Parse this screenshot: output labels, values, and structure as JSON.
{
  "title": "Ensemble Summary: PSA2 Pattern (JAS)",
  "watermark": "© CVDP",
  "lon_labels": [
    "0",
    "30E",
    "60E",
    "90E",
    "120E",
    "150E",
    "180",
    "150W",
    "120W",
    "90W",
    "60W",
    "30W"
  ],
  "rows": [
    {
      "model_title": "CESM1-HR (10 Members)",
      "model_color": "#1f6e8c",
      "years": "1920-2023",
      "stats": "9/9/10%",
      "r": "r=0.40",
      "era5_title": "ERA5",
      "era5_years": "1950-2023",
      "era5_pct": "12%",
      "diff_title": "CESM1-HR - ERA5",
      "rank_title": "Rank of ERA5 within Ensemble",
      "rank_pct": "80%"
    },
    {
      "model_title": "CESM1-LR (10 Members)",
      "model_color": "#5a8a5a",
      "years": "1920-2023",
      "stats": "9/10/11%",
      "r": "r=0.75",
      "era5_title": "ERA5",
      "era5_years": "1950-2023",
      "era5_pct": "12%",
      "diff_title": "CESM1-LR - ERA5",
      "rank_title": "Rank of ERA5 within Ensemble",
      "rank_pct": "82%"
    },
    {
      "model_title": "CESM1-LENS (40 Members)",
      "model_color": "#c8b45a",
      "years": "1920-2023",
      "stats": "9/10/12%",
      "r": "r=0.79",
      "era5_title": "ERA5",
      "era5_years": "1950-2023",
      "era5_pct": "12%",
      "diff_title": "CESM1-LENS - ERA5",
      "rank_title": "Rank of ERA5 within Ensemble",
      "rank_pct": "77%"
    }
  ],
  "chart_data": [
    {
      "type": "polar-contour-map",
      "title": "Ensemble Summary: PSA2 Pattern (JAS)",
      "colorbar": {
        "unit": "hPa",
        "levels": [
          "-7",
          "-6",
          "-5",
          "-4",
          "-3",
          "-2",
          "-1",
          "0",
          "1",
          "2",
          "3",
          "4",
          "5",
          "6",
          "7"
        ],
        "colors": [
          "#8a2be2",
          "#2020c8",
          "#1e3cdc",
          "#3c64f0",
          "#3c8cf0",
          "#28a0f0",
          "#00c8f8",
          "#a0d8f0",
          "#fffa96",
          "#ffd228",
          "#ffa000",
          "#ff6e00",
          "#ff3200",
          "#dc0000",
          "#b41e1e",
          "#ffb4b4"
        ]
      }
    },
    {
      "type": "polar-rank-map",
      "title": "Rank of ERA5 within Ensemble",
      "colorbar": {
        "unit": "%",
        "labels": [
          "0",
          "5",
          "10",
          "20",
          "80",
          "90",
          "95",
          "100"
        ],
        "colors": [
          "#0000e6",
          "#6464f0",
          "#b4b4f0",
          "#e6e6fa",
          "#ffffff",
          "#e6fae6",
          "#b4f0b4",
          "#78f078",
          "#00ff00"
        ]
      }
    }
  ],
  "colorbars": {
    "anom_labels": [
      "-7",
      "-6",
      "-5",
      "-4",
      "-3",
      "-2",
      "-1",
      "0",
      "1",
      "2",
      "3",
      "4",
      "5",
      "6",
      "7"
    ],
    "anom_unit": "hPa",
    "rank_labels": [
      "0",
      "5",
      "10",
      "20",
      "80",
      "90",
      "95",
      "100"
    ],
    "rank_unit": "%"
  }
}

§

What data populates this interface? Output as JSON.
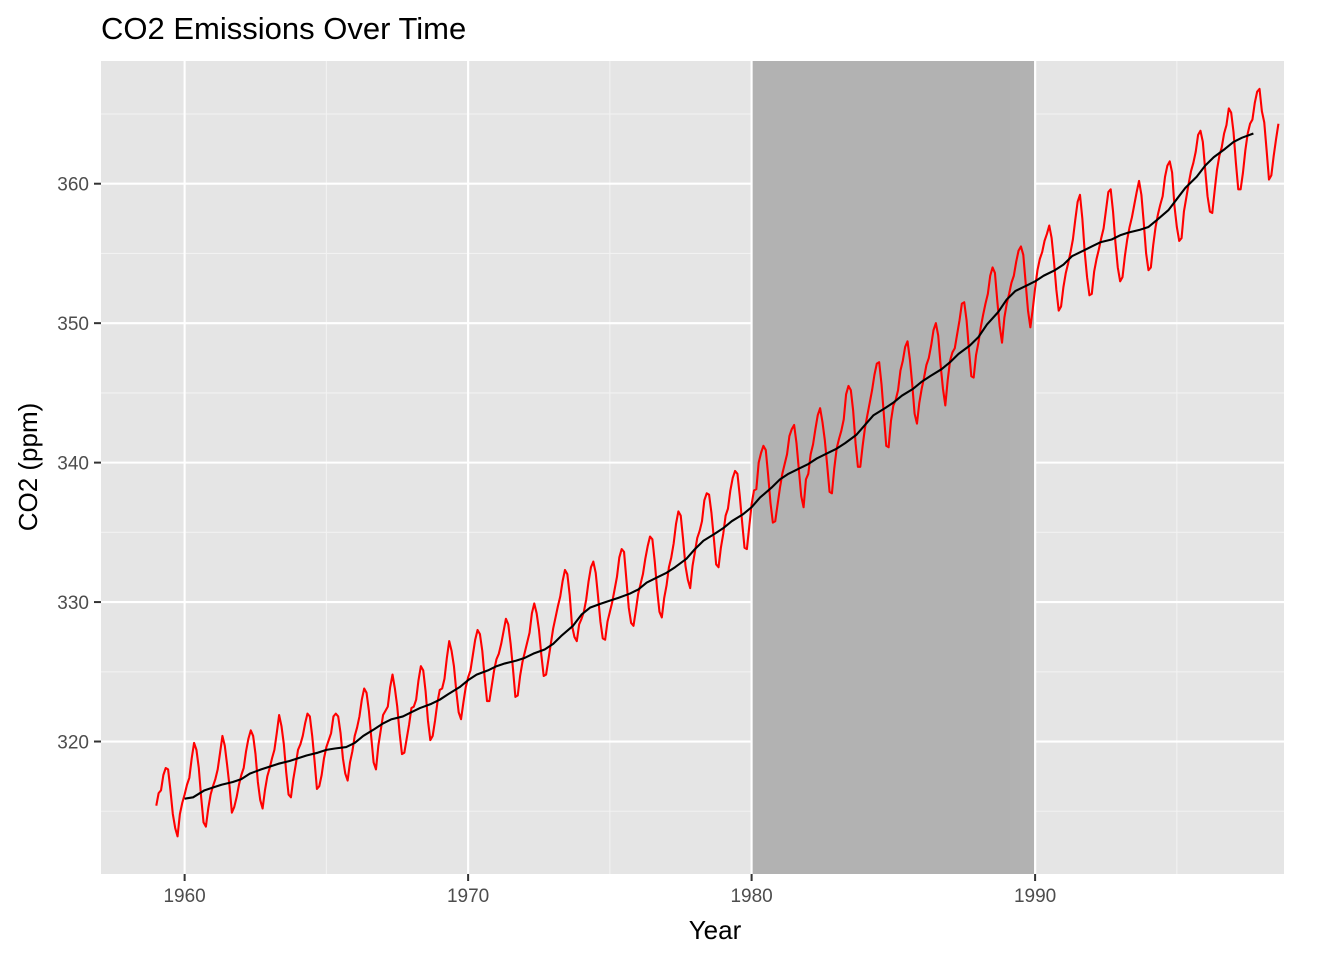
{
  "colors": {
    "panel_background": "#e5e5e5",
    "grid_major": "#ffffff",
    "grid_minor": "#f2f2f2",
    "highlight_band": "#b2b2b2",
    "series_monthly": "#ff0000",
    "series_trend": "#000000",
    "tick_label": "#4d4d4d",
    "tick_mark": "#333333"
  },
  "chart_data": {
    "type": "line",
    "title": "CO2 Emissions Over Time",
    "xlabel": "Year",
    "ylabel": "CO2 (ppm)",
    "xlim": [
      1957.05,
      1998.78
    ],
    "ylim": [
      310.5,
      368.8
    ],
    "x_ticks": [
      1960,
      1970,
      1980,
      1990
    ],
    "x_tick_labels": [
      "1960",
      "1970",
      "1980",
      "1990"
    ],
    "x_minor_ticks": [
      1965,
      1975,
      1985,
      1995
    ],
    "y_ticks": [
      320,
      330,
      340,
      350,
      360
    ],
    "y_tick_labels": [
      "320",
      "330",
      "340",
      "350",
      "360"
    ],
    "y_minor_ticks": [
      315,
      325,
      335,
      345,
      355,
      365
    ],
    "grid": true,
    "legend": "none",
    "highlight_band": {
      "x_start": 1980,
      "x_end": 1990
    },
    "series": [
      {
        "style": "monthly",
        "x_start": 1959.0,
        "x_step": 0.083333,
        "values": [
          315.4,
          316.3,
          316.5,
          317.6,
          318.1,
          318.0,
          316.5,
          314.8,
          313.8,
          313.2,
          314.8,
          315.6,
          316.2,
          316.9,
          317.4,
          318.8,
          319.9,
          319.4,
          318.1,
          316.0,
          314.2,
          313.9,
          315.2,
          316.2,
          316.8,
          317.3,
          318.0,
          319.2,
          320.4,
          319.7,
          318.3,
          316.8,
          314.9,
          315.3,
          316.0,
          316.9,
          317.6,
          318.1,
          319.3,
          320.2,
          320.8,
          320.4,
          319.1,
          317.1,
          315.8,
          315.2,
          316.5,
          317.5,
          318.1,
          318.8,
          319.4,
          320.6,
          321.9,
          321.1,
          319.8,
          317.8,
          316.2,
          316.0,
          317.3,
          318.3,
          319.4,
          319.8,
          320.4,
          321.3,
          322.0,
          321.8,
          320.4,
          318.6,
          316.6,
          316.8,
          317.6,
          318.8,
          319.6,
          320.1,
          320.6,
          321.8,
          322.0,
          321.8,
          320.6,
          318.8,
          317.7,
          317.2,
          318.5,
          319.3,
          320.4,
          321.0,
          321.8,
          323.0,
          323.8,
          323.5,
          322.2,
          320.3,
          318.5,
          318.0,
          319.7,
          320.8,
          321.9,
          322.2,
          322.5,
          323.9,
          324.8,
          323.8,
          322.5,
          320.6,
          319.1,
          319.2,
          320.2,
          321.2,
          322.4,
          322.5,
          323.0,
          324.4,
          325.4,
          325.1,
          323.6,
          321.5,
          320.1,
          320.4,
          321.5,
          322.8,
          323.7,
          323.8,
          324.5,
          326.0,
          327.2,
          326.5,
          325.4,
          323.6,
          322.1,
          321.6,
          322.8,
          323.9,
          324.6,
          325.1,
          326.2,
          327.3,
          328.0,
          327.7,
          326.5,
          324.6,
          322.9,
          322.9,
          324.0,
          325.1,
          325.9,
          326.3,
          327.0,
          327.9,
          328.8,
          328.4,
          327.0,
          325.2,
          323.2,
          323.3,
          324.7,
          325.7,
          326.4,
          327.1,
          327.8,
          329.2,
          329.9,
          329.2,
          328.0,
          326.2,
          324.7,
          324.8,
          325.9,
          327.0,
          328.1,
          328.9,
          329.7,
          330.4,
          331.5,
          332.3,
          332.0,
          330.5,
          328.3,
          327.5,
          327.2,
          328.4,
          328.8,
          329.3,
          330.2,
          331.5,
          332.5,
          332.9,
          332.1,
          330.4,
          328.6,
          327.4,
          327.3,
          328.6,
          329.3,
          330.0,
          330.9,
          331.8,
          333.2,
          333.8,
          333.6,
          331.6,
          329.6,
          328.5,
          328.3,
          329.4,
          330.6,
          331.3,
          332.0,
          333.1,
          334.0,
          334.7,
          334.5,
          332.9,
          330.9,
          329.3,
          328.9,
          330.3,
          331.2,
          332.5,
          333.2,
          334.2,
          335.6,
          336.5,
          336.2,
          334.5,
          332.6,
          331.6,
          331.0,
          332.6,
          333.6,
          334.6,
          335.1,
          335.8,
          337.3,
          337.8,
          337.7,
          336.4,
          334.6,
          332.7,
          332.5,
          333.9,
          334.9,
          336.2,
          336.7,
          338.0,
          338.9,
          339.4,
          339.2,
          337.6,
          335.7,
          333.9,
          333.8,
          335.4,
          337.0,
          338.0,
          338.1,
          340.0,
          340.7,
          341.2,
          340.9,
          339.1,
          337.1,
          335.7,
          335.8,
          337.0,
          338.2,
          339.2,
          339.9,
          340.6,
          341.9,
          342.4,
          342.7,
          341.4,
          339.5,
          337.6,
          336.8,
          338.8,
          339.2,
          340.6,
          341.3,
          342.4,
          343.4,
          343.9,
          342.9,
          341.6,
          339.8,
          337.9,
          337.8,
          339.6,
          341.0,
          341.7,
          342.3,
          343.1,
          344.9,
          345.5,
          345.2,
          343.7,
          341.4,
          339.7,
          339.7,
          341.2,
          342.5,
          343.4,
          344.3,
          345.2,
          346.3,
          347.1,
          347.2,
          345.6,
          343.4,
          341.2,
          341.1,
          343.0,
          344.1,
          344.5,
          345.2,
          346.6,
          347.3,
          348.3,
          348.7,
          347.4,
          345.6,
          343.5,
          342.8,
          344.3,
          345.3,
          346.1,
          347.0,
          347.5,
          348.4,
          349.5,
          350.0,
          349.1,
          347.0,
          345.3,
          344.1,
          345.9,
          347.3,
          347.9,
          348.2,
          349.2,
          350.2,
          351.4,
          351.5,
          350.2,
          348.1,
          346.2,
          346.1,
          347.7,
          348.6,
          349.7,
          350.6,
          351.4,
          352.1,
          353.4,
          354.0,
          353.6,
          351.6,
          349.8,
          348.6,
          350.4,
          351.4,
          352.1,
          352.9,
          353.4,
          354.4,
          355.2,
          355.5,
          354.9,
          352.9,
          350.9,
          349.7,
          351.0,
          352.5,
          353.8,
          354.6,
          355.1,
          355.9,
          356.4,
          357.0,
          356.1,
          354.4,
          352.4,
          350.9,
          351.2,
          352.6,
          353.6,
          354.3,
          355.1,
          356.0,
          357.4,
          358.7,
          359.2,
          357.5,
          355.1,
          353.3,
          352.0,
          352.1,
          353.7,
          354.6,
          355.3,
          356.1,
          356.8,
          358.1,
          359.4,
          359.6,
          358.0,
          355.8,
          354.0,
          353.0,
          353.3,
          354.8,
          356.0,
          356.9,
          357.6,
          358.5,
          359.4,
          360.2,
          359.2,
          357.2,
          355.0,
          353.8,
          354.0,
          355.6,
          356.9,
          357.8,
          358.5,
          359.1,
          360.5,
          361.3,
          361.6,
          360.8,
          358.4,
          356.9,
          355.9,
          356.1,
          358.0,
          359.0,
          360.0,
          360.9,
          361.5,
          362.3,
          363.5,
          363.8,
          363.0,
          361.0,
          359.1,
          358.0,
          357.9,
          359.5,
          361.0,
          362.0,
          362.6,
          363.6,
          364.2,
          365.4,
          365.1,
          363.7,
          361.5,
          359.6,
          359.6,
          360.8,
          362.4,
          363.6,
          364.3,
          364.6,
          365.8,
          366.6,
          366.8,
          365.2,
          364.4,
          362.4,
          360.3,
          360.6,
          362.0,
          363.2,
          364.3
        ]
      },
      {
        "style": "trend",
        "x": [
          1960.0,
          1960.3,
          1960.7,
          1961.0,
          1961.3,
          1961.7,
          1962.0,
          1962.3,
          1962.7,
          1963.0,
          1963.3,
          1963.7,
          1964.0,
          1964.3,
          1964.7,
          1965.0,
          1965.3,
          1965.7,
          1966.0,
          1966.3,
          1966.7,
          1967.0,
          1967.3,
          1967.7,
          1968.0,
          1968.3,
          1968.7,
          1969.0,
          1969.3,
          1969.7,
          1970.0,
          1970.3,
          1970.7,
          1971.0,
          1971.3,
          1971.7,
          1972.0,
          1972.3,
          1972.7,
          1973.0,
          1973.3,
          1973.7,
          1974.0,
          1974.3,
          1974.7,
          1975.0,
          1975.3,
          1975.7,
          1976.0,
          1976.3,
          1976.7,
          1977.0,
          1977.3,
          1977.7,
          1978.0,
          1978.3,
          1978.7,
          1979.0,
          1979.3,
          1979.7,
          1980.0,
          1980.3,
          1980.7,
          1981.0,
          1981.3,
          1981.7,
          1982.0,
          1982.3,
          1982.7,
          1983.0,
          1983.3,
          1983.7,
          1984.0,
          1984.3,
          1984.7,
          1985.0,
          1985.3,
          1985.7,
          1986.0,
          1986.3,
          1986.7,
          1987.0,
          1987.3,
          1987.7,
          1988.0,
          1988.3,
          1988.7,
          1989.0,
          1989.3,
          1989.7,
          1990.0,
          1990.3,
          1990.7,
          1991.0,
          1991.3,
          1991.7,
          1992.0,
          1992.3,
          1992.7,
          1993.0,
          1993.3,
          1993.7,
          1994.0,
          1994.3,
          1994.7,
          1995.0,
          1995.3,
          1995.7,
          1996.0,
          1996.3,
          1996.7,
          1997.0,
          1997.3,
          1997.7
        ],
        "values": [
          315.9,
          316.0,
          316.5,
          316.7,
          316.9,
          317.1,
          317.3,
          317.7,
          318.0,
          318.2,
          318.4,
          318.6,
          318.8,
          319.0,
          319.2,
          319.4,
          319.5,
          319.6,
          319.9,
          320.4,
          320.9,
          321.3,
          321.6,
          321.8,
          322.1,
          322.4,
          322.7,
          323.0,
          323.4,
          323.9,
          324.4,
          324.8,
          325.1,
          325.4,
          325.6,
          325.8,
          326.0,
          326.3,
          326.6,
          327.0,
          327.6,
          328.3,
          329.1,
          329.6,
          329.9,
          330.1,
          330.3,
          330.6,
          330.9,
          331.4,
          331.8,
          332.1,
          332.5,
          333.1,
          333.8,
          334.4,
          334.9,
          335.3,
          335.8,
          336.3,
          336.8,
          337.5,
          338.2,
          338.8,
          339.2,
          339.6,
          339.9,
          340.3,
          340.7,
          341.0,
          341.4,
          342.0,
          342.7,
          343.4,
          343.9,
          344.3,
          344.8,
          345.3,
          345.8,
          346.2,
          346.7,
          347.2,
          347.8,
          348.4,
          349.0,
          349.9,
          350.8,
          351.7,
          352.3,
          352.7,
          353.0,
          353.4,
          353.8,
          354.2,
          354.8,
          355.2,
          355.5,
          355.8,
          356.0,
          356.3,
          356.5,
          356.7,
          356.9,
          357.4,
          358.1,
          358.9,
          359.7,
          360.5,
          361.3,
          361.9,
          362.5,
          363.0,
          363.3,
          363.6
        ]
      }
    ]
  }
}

§

* WHAT YOU WILL DO
Write out every line from the entries where "this" appears.

* EXERCISE ANSWER
Parse this screenshot: output labels, values, and structure as JSON.
What data populates this interface? Output as JSON.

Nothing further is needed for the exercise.